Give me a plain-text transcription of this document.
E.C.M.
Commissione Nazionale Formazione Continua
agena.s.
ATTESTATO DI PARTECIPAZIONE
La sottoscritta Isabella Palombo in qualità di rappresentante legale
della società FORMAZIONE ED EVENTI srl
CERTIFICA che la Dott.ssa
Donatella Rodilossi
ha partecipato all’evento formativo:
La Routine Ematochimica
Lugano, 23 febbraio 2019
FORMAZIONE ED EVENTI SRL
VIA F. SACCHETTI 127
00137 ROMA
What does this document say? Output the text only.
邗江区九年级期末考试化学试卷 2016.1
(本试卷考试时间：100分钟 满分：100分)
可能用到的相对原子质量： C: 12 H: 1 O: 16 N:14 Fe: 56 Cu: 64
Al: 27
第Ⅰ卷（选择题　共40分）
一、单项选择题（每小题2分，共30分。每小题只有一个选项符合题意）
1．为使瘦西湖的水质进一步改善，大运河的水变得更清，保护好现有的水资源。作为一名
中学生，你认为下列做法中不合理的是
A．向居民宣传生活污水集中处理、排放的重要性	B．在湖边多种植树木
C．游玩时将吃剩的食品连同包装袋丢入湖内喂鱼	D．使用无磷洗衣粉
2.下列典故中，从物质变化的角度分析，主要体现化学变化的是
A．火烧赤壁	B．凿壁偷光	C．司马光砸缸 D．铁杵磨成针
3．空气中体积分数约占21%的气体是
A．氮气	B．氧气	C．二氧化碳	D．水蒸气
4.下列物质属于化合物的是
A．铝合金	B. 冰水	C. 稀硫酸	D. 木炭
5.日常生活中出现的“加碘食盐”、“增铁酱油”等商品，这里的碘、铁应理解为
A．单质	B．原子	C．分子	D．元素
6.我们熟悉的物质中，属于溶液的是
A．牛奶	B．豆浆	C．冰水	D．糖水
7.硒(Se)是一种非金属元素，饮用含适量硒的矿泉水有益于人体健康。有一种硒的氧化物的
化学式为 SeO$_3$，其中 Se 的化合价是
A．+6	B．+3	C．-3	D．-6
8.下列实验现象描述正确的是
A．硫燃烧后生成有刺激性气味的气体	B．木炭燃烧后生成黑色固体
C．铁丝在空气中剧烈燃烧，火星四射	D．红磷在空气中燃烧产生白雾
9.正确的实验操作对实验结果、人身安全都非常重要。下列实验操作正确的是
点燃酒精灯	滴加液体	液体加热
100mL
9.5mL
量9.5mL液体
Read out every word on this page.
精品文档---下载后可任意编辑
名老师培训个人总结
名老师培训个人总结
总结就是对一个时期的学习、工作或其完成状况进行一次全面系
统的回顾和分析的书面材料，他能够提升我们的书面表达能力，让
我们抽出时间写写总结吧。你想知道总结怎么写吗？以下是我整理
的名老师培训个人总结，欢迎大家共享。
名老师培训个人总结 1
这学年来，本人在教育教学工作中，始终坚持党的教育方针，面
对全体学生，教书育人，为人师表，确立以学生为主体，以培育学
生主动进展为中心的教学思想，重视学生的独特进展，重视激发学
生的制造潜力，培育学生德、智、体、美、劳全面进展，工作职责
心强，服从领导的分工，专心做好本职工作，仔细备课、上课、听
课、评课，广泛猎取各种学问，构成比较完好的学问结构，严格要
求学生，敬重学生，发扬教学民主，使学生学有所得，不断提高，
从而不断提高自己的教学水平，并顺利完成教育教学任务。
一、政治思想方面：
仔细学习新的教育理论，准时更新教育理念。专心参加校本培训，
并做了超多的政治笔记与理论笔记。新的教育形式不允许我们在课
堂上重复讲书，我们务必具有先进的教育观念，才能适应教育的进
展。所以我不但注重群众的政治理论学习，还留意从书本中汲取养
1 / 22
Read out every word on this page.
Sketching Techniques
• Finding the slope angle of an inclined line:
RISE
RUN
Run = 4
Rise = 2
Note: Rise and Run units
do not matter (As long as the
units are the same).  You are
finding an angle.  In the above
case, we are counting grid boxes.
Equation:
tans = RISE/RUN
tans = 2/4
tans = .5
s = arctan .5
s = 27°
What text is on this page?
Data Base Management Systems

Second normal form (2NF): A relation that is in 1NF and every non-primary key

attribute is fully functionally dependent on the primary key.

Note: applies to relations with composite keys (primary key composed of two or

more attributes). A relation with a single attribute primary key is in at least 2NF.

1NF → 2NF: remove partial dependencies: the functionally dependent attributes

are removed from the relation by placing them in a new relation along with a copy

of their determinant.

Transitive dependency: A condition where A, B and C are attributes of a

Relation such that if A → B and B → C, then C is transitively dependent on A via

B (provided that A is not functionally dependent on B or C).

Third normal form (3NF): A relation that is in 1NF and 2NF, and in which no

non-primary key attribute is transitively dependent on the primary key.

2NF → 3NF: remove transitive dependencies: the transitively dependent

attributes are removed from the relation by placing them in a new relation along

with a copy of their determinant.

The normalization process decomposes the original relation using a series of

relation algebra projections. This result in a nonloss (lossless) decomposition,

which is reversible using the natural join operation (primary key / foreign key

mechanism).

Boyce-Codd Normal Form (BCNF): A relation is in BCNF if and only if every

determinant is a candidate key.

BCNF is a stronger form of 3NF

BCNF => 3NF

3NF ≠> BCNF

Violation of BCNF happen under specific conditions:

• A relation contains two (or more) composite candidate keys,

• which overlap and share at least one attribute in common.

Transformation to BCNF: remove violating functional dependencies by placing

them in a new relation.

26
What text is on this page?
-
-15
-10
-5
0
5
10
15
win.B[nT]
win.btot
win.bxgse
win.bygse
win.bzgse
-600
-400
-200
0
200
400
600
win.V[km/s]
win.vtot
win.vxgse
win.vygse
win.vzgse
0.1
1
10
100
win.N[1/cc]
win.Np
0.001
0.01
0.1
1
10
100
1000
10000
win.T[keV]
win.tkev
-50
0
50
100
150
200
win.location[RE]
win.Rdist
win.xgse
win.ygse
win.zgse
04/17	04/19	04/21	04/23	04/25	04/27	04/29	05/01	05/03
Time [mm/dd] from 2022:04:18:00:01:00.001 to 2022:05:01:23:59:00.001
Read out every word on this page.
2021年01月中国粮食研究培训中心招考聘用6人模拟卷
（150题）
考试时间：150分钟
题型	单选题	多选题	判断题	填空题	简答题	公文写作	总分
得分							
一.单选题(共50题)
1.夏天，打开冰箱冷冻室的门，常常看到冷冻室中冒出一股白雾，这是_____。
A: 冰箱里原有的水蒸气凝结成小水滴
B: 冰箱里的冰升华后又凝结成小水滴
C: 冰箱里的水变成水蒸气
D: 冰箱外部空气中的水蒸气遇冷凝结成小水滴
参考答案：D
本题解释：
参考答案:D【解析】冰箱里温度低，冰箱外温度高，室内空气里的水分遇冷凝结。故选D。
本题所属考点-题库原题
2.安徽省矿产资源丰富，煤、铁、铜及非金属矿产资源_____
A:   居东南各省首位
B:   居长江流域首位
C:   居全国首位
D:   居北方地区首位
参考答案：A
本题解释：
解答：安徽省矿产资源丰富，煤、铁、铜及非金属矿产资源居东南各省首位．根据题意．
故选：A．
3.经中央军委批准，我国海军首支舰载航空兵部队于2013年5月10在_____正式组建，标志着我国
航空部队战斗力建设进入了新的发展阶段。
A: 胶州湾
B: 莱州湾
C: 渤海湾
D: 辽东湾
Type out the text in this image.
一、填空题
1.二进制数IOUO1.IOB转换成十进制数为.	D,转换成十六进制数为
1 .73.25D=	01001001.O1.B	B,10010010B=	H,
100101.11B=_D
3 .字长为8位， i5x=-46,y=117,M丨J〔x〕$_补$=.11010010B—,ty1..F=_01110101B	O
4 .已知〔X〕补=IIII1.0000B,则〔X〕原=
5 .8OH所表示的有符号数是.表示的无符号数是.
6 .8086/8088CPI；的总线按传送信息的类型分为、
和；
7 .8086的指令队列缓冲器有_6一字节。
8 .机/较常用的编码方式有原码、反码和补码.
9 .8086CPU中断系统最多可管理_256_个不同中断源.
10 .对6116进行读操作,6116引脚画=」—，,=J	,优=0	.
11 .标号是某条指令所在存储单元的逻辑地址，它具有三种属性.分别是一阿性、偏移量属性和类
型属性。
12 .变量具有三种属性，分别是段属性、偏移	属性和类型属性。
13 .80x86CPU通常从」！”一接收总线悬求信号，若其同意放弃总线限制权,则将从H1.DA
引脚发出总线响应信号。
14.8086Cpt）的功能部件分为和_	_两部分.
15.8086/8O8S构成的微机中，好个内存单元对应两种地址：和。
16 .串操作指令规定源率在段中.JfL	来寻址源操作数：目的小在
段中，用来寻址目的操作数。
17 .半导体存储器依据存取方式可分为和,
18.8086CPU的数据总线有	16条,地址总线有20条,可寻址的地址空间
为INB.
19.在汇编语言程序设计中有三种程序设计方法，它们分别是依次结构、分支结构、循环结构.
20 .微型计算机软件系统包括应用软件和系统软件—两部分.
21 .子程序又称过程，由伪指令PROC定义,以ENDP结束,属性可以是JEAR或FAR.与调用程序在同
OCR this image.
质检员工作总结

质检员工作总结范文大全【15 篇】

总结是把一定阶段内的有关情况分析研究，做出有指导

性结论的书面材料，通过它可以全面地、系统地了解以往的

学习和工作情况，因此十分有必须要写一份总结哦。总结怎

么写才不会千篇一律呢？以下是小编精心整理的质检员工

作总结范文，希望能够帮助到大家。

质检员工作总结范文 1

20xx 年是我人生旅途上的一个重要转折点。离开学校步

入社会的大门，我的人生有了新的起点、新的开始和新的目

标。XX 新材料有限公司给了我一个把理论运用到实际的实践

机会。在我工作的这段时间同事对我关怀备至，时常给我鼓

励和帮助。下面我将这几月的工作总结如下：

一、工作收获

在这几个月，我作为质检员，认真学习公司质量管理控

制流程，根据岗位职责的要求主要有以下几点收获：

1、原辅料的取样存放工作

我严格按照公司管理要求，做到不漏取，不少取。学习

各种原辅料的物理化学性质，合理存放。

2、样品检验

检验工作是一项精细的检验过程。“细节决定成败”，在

━━━━━━━━━━━━━━━━━━━━

WHAT THE EXERCISE ASKS: Everything from the line containing "OCR this image." to the end of the records must be written out exactly; include both of those lines and no others.

COMPLETE RESPONSE:
OCR this image.
质检员工作总结

质检员工作总结范文大全【15 篇】

总结是把一定阶段内的有关情况分析研究，做出有指导

性结论的书面材料，通过它可以全面地、系统地了解以往的

学习和工作情况，因此十分有必须要写一份总结哦。总结怎

么写才不会千篇一律呢？以下是小编精心整理的质检员工

作总结范文，希望能够帮助到大家。

质检员工作总结范文 1

20xx 年是我人生旅途上的一个重要转折点。离开学校步

入社会的大门，我的人生有了新的起点、新的开始和新的目

标。XX 新材料有限公司给了我一个把理论运用到实际的实践

机会。在我工作的这段时间同事对我关怀备至，时常给我鼓

励和帮助。下面我将这几月的工作总结如下：

一、工作收获

在这几个月，我作为质检员，认真学习公司质量管理控

制流程，根据岗位职责的要求主要有以下几点收获：

1、原辅料的取样存放工作

我严格按照公司管理要求，做到不漏取，不少取。学习

各种原辅料的物理化学性质，合理存放。

2、样品检验

检验工作是一项精细的检验过程。“细节决定成败”，在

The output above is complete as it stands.